» PASSAGE
* * *
Drive Special Edition – Crosstown Traffic

By | September 6, 2007

This is a special edition of my Drive series of stories which came to me as a result of tonight’s events.

The traffic in the cities of the western world gets worse by the year. I’m lucky in that I only have to skirt around the edge of a city on my way back home. I’ve been fortunate enough never to have worked in a city centre. It would drive me mad not to know that the countryside is only a few footfalls away.

As the urban sprawl increases and everyone has a car the road network, even in our relatively rural location, can get snarled up. That happened tonight. The road into the village is being resurfaced and some bright spark ignored the “loose chippings” sign and the 10 mph limit currently in place at a T-junction about a mile from our house. The policeman who had the unenviable task of redirecting frustrated drivers on the best way around the accident on the narrow roads told me that the driver had put the car through a wall. I hope he’s alright, though I’m not feeling terribly well disposed towards him as it added 45 minutes to my journey home.
* * *
» RECORD LIST
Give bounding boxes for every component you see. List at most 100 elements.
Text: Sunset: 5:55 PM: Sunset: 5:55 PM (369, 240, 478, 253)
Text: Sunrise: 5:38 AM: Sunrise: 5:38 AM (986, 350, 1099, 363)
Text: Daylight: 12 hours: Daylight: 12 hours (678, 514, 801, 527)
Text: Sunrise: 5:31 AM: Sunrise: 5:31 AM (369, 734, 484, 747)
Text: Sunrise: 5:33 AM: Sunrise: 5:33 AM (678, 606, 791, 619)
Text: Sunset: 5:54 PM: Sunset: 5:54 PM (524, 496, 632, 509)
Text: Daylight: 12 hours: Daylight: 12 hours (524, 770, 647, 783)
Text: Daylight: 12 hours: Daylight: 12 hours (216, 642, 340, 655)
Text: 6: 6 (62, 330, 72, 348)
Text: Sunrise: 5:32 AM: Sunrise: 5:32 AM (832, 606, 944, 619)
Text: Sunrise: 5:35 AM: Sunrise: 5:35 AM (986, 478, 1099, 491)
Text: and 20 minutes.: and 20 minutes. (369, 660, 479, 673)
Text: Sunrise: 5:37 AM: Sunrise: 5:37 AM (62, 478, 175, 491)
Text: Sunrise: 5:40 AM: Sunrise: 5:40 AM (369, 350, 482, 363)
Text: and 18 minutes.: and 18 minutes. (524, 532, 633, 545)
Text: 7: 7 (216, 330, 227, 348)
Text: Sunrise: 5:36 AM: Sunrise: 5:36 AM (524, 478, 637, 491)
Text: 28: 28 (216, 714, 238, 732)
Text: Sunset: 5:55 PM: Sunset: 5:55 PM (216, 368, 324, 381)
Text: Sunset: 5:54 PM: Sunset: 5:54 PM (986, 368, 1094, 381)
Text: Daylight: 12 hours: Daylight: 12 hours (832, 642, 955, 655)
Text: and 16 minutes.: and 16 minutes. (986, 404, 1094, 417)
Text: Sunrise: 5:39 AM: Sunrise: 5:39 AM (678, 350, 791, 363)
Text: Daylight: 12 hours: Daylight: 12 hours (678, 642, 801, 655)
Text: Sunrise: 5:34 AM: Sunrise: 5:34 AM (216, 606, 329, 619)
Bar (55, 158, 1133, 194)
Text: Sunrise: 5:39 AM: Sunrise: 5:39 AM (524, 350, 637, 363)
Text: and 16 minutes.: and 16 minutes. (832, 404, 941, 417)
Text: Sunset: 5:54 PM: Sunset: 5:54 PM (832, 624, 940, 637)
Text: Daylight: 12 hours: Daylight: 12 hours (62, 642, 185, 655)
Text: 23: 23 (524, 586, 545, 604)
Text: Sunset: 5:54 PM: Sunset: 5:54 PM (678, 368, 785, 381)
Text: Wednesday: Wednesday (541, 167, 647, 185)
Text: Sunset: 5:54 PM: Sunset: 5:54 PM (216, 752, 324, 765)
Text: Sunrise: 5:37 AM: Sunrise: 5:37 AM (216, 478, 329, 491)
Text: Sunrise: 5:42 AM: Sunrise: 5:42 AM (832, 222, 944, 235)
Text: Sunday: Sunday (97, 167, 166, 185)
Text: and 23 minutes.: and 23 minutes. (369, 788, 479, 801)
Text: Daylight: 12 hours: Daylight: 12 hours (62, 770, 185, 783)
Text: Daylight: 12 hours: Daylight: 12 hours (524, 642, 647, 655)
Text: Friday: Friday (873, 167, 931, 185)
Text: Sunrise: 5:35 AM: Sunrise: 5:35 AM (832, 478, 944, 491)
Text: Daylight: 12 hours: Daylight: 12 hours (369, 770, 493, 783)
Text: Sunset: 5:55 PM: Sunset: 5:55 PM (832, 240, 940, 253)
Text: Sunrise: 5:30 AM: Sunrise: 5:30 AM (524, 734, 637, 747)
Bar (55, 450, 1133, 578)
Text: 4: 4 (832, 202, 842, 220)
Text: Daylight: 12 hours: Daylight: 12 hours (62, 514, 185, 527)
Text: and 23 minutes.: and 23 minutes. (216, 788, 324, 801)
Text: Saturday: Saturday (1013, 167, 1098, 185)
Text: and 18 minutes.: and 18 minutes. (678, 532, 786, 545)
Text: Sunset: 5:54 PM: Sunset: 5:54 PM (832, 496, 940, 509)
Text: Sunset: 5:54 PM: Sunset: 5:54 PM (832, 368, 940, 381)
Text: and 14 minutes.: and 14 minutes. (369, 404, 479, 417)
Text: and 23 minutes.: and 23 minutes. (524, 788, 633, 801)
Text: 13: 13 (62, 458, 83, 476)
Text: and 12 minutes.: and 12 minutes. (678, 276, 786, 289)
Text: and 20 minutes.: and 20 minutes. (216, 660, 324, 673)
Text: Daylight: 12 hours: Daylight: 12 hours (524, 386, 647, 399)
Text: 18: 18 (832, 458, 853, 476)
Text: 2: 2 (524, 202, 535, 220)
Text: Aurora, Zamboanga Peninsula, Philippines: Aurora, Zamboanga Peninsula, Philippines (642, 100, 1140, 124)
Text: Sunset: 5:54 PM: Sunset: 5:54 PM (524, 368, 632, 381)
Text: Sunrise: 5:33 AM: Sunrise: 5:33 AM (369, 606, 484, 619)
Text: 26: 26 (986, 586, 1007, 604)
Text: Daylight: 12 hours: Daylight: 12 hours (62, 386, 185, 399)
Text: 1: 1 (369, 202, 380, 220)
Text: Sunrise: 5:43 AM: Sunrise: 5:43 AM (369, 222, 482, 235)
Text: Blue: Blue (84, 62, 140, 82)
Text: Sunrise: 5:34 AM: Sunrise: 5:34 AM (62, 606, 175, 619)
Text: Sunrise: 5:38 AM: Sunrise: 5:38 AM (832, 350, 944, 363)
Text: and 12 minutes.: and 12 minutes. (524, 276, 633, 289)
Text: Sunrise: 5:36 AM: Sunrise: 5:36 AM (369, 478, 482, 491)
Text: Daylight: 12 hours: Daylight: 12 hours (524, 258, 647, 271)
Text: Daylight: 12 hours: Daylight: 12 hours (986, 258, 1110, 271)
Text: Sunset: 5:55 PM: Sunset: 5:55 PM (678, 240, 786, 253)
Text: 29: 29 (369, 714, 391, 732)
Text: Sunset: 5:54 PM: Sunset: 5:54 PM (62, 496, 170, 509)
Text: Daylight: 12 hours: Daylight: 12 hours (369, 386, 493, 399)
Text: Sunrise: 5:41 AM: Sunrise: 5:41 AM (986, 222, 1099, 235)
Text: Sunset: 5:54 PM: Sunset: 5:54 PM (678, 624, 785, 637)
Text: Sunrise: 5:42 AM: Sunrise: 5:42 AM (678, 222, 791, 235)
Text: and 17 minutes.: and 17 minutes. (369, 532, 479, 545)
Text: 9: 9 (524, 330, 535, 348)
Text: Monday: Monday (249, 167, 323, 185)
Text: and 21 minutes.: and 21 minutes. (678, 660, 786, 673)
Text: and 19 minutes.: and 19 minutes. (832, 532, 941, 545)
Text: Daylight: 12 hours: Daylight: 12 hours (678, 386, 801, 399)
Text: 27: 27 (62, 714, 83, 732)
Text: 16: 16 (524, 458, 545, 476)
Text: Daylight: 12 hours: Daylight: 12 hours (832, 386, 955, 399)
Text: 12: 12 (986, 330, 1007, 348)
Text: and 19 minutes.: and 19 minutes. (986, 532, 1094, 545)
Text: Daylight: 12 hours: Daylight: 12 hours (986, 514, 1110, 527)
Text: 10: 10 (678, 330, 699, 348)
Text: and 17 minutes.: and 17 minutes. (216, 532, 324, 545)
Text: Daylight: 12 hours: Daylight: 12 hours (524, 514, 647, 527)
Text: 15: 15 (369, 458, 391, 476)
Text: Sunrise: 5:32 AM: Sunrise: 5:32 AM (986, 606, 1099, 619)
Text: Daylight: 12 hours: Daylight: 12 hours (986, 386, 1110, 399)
* * *
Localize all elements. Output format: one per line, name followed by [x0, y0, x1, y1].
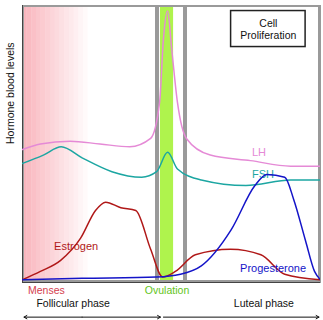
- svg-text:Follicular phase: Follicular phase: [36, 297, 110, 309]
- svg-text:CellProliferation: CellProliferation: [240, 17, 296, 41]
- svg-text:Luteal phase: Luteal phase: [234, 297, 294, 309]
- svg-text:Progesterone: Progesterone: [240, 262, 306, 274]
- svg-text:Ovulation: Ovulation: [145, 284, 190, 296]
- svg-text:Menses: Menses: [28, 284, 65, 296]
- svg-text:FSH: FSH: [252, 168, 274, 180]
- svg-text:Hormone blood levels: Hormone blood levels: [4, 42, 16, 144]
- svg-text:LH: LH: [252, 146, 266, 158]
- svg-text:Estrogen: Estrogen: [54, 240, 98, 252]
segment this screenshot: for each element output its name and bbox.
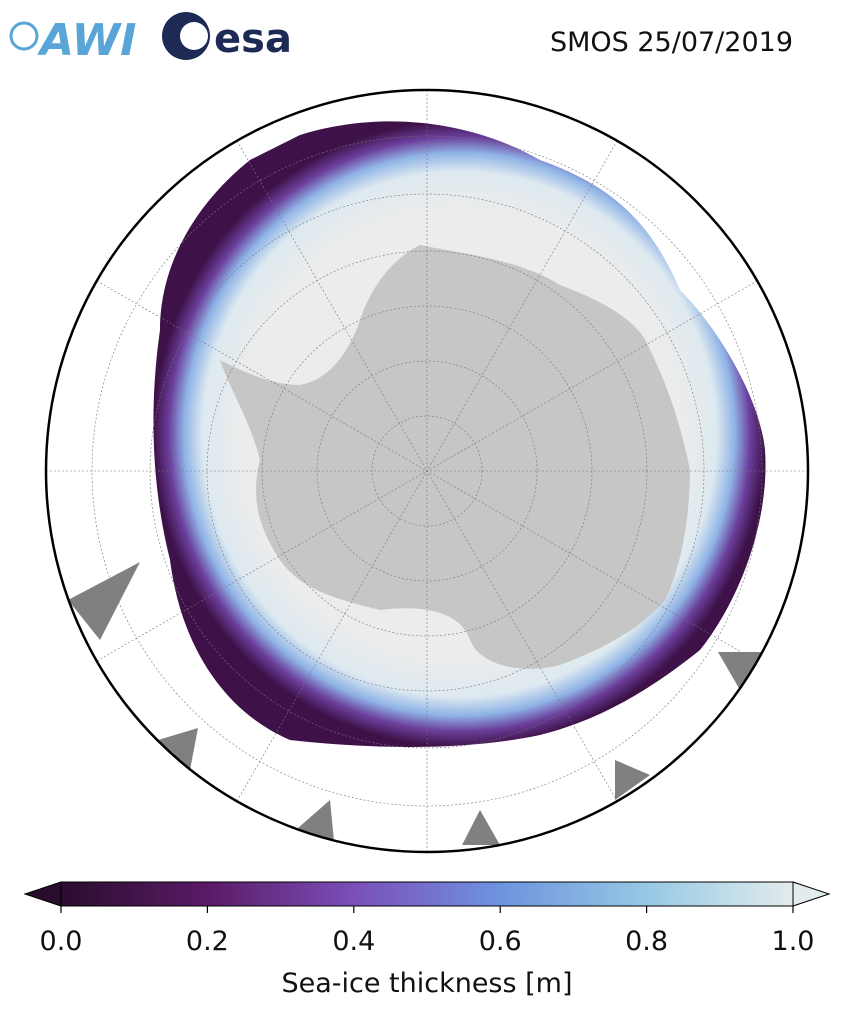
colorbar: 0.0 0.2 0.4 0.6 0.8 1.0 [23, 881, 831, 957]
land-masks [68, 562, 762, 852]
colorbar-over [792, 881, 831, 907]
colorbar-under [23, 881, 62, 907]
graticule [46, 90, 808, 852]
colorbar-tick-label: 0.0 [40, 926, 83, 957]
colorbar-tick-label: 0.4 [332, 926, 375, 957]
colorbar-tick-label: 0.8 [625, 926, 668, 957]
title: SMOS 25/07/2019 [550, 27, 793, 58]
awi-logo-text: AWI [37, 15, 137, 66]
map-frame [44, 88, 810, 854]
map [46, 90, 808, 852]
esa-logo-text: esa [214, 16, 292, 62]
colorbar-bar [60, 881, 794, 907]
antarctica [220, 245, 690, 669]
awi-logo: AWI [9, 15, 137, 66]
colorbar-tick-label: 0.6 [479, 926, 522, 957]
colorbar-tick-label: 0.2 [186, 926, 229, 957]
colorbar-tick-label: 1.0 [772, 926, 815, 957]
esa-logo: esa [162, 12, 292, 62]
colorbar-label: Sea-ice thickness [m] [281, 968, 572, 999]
* * *
» GIVEN REQUEST
Write the next part of the post about the evening traffic detour, starting right after its last sentence.

» OUTPUT OF THE EXERCISE
Anyway, stuck in traffic, the intense sun turning my small, non-airconditioned car into a mobile oven I spotted someone. She wasn’t local, I’d have noticed her before. She was just the type Suzanne likes, strong features, mid to late 30s, sun glasses, dark brown hair, black top with large white polka dots gathered under a pair of sensuously curved boobs. She was sitting in an old, but beautifully maintained cream MGB GT. It was a rag top, an early one, before the hideous plastic bumpers that were fitted to make the vehicle comply with US safety regs.

I was stationary on the main road, she was trying to join the flow of traffic from a sideroad, but nobody was going anywhere. I acknowledged her and indicated, with a nod, that she could pull in front of me, when the queue moved enough for her to do so. She nodded back and smiled her gratitude. It was a slow smile. It started off as a genuine thank you, but lingered like a lover’s kiss, not wanting to end. I smiled back. She dragged her gaze away from me. Obviously enjoying the flirtation, safe in her car, me confined to mine, a little mutual appreciation. No strings. A mutual ego boost.

My collar was already undone, tie loosened. I pulled on the parking break and killed the engine. We were going nowhere. She fanned herself with her left hand, chin raised, head carelessly thrown back, brown hair cascading over the seat back. Careless my arse, she was preening for my benefit.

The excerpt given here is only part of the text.